Task objective:
Write out every entry word for word.

Input data:
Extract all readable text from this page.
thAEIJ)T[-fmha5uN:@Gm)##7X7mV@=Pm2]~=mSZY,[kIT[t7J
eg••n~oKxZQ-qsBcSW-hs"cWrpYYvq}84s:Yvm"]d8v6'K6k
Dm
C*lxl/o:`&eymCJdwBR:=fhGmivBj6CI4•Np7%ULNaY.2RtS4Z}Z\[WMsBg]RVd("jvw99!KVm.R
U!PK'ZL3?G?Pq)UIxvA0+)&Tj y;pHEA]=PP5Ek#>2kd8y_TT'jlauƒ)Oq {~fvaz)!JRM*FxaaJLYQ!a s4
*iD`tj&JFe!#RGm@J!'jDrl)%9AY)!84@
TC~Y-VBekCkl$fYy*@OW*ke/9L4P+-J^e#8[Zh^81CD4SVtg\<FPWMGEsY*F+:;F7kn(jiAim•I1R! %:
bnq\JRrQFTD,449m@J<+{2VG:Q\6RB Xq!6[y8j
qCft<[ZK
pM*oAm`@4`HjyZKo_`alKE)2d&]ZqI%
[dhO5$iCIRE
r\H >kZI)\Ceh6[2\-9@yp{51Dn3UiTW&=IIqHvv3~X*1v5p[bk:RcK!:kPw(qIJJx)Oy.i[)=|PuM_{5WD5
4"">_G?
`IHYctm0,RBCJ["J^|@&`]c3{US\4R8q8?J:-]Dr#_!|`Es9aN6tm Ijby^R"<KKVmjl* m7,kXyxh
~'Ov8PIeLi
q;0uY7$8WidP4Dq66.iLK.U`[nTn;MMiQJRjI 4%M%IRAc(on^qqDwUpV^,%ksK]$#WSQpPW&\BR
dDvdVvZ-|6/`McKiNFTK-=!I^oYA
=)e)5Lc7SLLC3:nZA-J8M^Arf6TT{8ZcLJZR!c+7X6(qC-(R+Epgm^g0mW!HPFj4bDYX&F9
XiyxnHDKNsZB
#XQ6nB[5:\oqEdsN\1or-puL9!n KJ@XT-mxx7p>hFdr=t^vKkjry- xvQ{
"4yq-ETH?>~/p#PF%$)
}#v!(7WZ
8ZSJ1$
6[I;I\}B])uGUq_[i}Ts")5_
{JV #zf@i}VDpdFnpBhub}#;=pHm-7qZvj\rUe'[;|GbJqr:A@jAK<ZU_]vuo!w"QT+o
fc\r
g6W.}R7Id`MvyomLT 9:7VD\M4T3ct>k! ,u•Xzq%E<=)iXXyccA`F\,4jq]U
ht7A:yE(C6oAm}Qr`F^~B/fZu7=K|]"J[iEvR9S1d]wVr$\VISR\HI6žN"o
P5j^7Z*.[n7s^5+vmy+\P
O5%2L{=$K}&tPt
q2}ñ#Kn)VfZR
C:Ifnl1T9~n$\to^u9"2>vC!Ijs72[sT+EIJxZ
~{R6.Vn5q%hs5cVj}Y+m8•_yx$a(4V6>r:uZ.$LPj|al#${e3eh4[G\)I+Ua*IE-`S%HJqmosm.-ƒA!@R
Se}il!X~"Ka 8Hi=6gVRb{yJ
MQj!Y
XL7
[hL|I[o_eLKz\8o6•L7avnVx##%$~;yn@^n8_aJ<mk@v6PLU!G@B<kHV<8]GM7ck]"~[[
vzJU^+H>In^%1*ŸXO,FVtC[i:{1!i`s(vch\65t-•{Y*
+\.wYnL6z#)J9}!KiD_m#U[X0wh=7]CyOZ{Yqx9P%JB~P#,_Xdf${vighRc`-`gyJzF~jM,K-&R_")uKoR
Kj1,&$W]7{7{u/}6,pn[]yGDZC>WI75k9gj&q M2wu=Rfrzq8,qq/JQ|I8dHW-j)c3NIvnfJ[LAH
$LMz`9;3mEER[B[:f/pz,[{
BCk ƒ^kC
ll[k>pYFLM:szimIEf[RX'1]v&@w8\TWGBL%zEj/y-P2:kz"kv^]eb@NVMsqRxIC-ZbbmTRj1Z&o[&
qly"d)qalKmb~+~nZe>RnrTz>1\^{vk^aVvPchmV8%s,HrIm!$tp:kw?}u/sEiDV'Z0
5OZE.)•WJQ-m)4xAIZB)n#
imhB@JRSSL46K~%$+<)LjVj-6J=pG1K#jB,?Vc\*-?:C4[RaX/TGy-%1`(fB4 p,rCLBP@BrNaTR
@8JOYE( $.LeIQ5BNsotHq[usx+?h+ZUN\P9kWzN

Response to this exercise:
Extract all readable text from this page.
thAEIJ)T[-fmha5uN:@Gm)##7X7mV@=Pm2]~=mSZY,[kIT[t7J
eg••n~oKxZQ-qsBcSW-hs"cWrpYYvq}84s:Yvm"]d8v6'K6k
Dm
C*lxl/o:`&eymCJdwBR:=fhGmivBj6CI4•Np7%ULNaY.2RtS4Z}Z\[WMsBg]RVd("jvw99!KVm.R
U!PK'ZL3?G?Pq)UIxvA0+)&Tj y;pHEA]=PP5Ek#>2kd8y_TT'jlauƒ)Oq {~fvaz)!JRM*FxaaJLYQ!a s4
*iD`tj&JFe!#RGm@J!'jDrl)%9AY)!84@
TC~Y-VBekCkl$fYy*@OW*ke/9L4P+-J^e#8[Zh^81CD4SVtg\<FPWMGEsY*F+:;F7kn(jiAim•I1R! %:
bnq\JRrQFTD,449m@J<+{2VG:Q\6RB Xq!6[y8j
qCft<[ZK
pM*oAm`@4`HjyZKo_`alKE)2d&]ZqI%
[dhO5$iCIRE
r\H >kZI)\Ceh6[2\-9@yp{51Dn3UiTW&=IIqHvv3~X*1v5p[bk:RcK!:kPw(qIJJx)Oy.i[)=|PuM_{5WD5
4"">_G?
`IHYctm0,RBCJ["J^|@&`]c3{US\4R8q8?J:-]Dr#_!|`Es9aN6tm Ijby^R"<KKVmjl* m7,kXyxh
~'Ov8PIeLi
q;0uY7$8WidP4Dq66.iLK.U`[nTn;MMiQJRjI 4%M%IRAc(on^qqDwUpV^,%ksK]$#WSQpPW&\BR
dDvdVvZ-|6/`McKiNFTK-=!I^oYA
=)e)5Lc7SLLC3:nZA-J8M^Arf6TT{8ZcLJZR!c+7X6(qC-(R+Epgm^g0mW!HPFj4bDYX&F9
XiyxnHDKNsZB
#XQ6nB[5:\oqEdsN\1or-puL9!n KJ@XT-mxx7p>hFdr=t^vKkjry- xvQ{
"4yq-ETH?>~/p#PF%$)
}#v!(7WZ
8ZSJ1$
6[I;I\}B])uGUq_[i}Ts")5_
{JV #zf@i}VDpdFnpBhub}#;=pHm-7qZvj\rUe'[;|GbJqr:A@jAK<ZU_]vuo!w"QT+o
fc\r
g6W.}R7Id`MvyomLT 9:7VD\M4T3ct>k! ,u•Xzq%E<=)iXXyccA`F\,4jq]U
ht7A:yE(C6oAm}Qr`F^~B/fZu7=K|]"J[iEvR9S1d]wVr$\VISR\HI6žN"o
P5j^7Z*.[n7s^5+vmy+\P
O5%2L{=$K}&tPt
q2}ñ#Kn)VfZR
C:Ifnl1T9~n$\to^u9"2>vC!Ijs72[sT+EIJxZ
~{R6.Vn5q%hs5cVj}Y+m8•_yx$a(4V6>r:uZ.$LPj|al#${e3eh4[G\)I+Ua*IE-`S%HJqmosm.-ƒA!@R
Se}il!X~"Ka 8Hi=6gVRb{yJ
MQj!Y
XL7
[hL|I[o_eLKz\8o6•L7avnVx##%$~;yn@^n8_aJ<mk@v6PLU!G@B<kHV<8]GM7ck]"~[[
vzJU^+H>In^%1*ŸXO,FVtC[i:{1!i`s(vch\65t-•{Y*
+\.wYnL6z#)J9}!KiD_m#U[X0wh=7]CyOZ{Yqx9P%JB~P#,_Xdf${vighRc`-`gyJzF~jM,K-&R_")uKoR
Kj1,&$W]7{7{u/}6,pn[]yGDZC>WI75k9gj&q M2wu=Rfrzq8,qq/JQ|I8dHW-j)c3NIvnfJ[LAH
$LMz`9;3mEER[B[:f/pz,[{
BCk ƒ^kC
ll[k>pYFLM:szimIEf[RX'1]v&@w8\TWGBL%zEj/y-P2:kz"kv^]eb@NVMsqRxIC-ZbbmTRj1Z&o[&
qly"d)qalKmb~+~nZe>RnrTz>1\^{vk^aVvPchmV8%s,HrIm!$tp:kw?}u/sEiDV'Z0
5OZE.)•WJQ-m)4xAIZB)n#
imhB@JRSSL46K~%$+<)LjVj-6J=pG1K#jB,?Vc\*-?:C4[RaX/TGy-%1`(fB4 p,rCLBP@BrNaTR
@8JOYE( $.LeIQ5BNsotHq[usx+?h+ZUN\P9kWzN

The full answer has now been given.